Quote the whole listing word for word. Do not include the pictures.

§ **Extracted data entries**
************

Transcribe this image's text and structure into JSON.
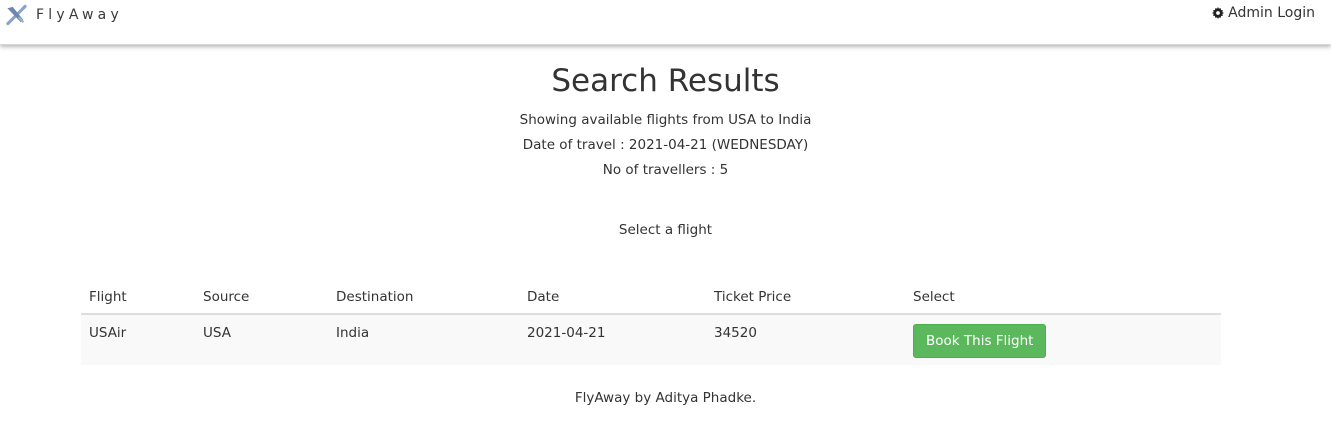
{
  "app": {
    "brand_name": "FlyAway",
    "admin_link": "Admin Login",
    "icons": {
      "brand": "airplane-icon",
      "admin": "gear-icon"
    }
  },
  "page": {
    "title": "Search Results",
    "route_line": "Showing available flights from USA to India",
    "date_line": "Date of travel : 2021-04-21 (WEDNESDAY)",
    "travellers_line": "No of travellers : 5",
    "select_prompt": "Select a flight"
  },
  "table": {
    "headers": [
      "Flight",
      "Source",
      "Destination",
      "Date",
      "Ticket Price",
      "Select"
    ],
    "rows": [
      {
        "flight": "USAir",
        "source": "USA",
        "destination": "India",
        "date": "2021-04-21",
        "price": "34520",
        "action": "Book This Flight"
      }
    ]
  },
  "footer": {
    "text": "FlyAway by Aditya Phadke."
  },
  "colors": {
    "accent_button": "#5cb85c",
    "text": "#333333",
    "row_stripe": "#f9f9f9"
  }
}
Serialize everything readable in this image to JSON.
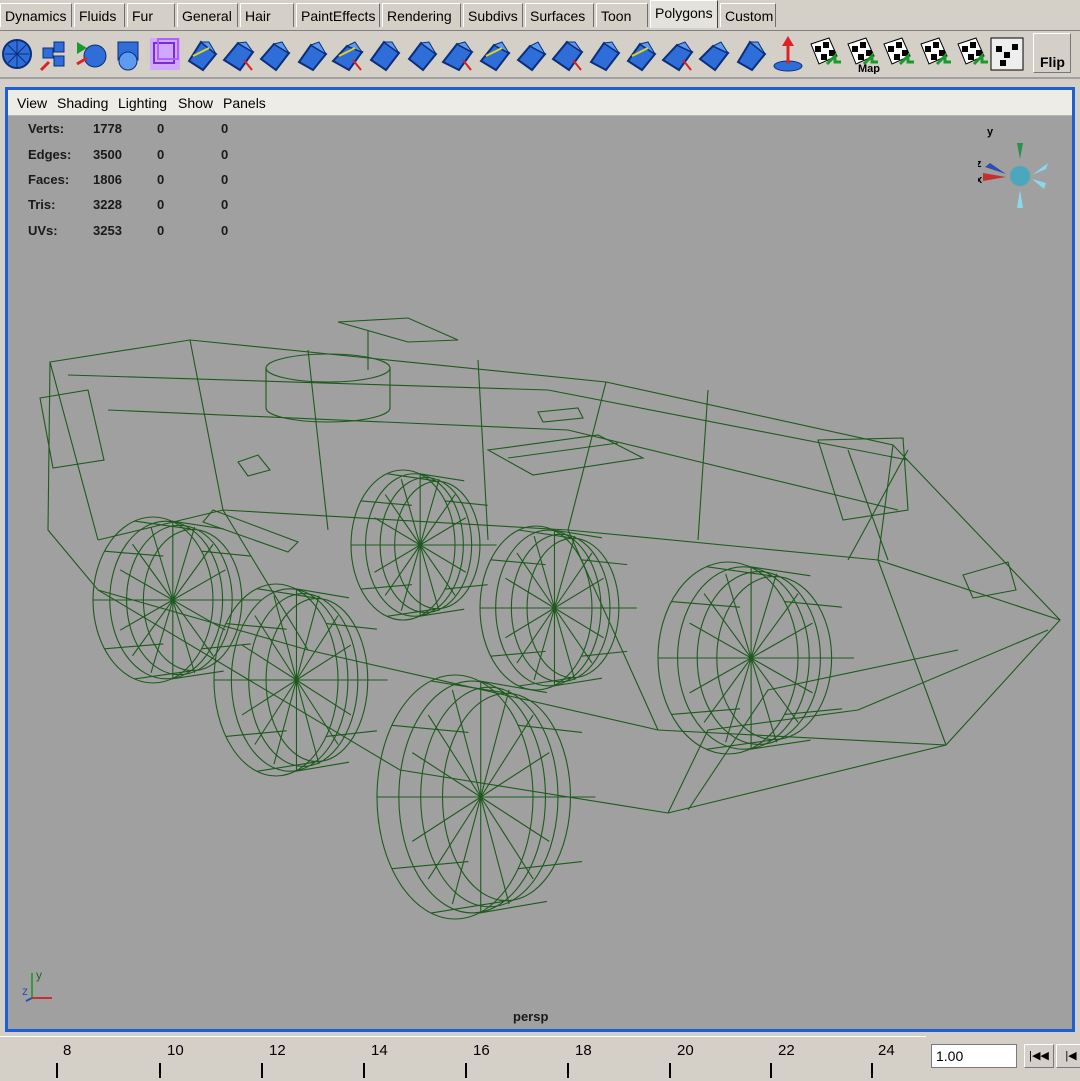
{
  "shelf_tabs": [
    "Dynamics",
    "Fluids",
    "Fur",
    "General",
    "Hair",
    "PaintEffects",
    "Rendering",
    "Subdivs",
    "Surfaces",
    "Toon",
    "Polygons",
    "Custom"
  ],
  "active_tab": "Polygons",
  "shelf_buttons": {
    "flip_label": "Flip",
    "map_label": "Map",
    "icons": [
      "sphere-icon",
      "cubes-icon",
      "sphere-arrow-icon",
      "cube-sphere-icon",
      "wire-cube-icon",
      "plane-icon",
      "plane-arrow-icon",
      "extrude-icon",
      "bevel-icon",
      "wedge-icon",
      "split-icon",
      "merge-icon",
      "bridge-icon",
      "append-icon",
      "smooth-icon",
      "subdivide-icon",
      "split-edge-icon",
      "cut-face-icon",
      "collapse-icon",
      "facet-icon",
      "soften-icon",
      "cone-icon",
      "checker-icon",
      "checker-map-icon",
      "cylinder-map-icon",
      "sphere-map-icon",
      "auto-map-icon",
      "uv-editor-icon"
    ]
  },
  "viewport": {
    "menu": [
      "View",
      "Shading",
      "Lighting",
      "Show",
      "Panels"
    ],
    "hud": [
      {
        "label": "Verts:",
        "total": "1778",
        "selected": "0",
        "sub": "0"
      },
      {
        "label": "Edges:",
        "total": "3500",
        "selected": "0",
        "sub": "0"
      },
      {
        "label": "Faces:",
        "total": "1806",
        "selected": "0",
        "sub": "0"
      },
      {
        "label": "Tris:",
        "total": "3228",
        "selected": "0",
        "sub": "0"
      },
      {
        "label": "UVs:",
        "total": "3253",
        "selected": "0",
        "sub": "0"
      }
    ],
    "camera_name": "persp",
    "view_cube_axes": {
      "y": "y",
      "z": "z",
      "x": "x"
    },
    "origin_axes": {
      "y": "y",
      "z": "z"
    },
    "wire_color": "#1e5a1e",
    "background_color": "#a0a0a0",
    "object": "8-wheeled armored vehicle wireframe"
  },
  "timeline": {
    "ticks": [
      "8",
      "10",
      "12",
      "14",
      "16",
      "18",
      "20",
      "22",
      "24"
    ],
    "current_frame": "1.00",
    "buttons": [
      "go-to-start-icon",
      "step-back-icon"
    ]
  }
}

************

§ **TASK ANSWER**
Transcribe this image's text and structure into JSON.
{
  "app": {
    "brand_name": "FlyAway",
    "admin_link": "Admin Login",
    "icons": {
      "brand": "airplane-icon",
      "admin": "gear-icon"
    }
  },
  "page": {
    "title": "Search Results",
    "route_line": "Showing available flights from USA to India",
    "date_line": "Date of travel : 2021-04-21 (WEDNESDAY)",
    "travellers_line": "No of travellers : 5",
    "select_prompt": "Select a flight"
  },
  "table": {
    "headers": [
      "Flight",
      "Source",
      "Destination",
      "Date",
      "Ticket Price",
      "Select"
    ],
    "rows": [
      {
        "flight": "USAir",
        "source": "USA",
        "destination": "India",
        "date": "2021-04-21",
        "price": "34520",
        "action": "Book This Flight"
      }
    ]
  },
  "footer": {
    "text": "FlyAway by Aditya Phadke."
  },
  "colors": {
    "accent_button": "#5cb85c",
    "text": "#333333",
    "row_stripe": "#f9f9f9"
  }
}
Serialize everything readable in this image to JSON.
{
  "shelf_tabs": [
    "Dynamics",
    "Fluids",
    "Fur",
    "General",
    "Hair",
    "PaintEffects",
    "Rendering",
    "Subdivs",
    "Surfaces",
    "Toon",
    "Polygons",
    "Custom"
  ],
  "active_tab": "Polygons",
  "shelf_buttons": {
    "flip_label": "Flip",
    "map_label": "Map",
    "icons": [
      "sphere-icon",
      "cubes-icon",
      "sphere-arrow-icon",
      "cube-sphere-icon",
      "wire-cube-icon",
      "plane-icon",
      "plane-arrow-icon",
      "extrude-icon",
      "bevel-icon",
      "wedge-icon",
      "split-icon",
      "merge-icon",
      "bridge-icon",
      "append-icon",
      "smooth-icon",
      "subdivide-icon",
      "split-edge-icon",
      "cut-face-icon",
      "collapse-icon",
      "facet-icon",
      "soften-icon",
      "cone-icon",
      "checker-icon",
      "checker-map-icon",
      "cylinder-map-icon",
      "sphere-map-icon",
      "auto-map-icon",
      "uv-editor-icon"
    ]
  },
  "viewport": {
    "menu": [
      "View",
      "Shading",
      "Lighting",
      "Show",
      "Panels"
    ],
    "hud": [
      {
        "label": "Verts:",
        "total": "1778",
        "selected": "0",
        "sub": "0"
      },
      {
        "label": "Edges:",
        "total": "3500",
        "selected": "0",
        "sub": "0"
      },
      {
        "label": "Faces:",
        "total": "1806",
        "selected": "0",
        "sub": "0"
      },
      {
        "label": "Tris:",
        "total": "3228",
        "selected": "0",
        "sub": "0"
      },
      {
        "label": "UVs:",
        "total": "3253",
        "selected": "0",
        "sub": "0"
      }
    ],
    "camera_name": "persp",
    "view_cube_axes": {
      "y": "y",
      "z": "z",
      "x": "x"
    },
    "origin_axes": {
      "y": "y",
      "z": "z"
    },
    "wire_color": "#1e5a1e",
    "background_color": "#a0a0a0",
    "object": "8-wheeled armored vehicle wireframe"
  },
  "timeline": {
    "ticks": [
      "8",
      "10",
      "12",
      "14",
      "16",
      "18",
      "20",
      "22",
      "24"
    ],
    "current_frame": "1.00",
    "buttons": [
      "go-to-start-icon",
      "step-back-icon"
    ]
  }
}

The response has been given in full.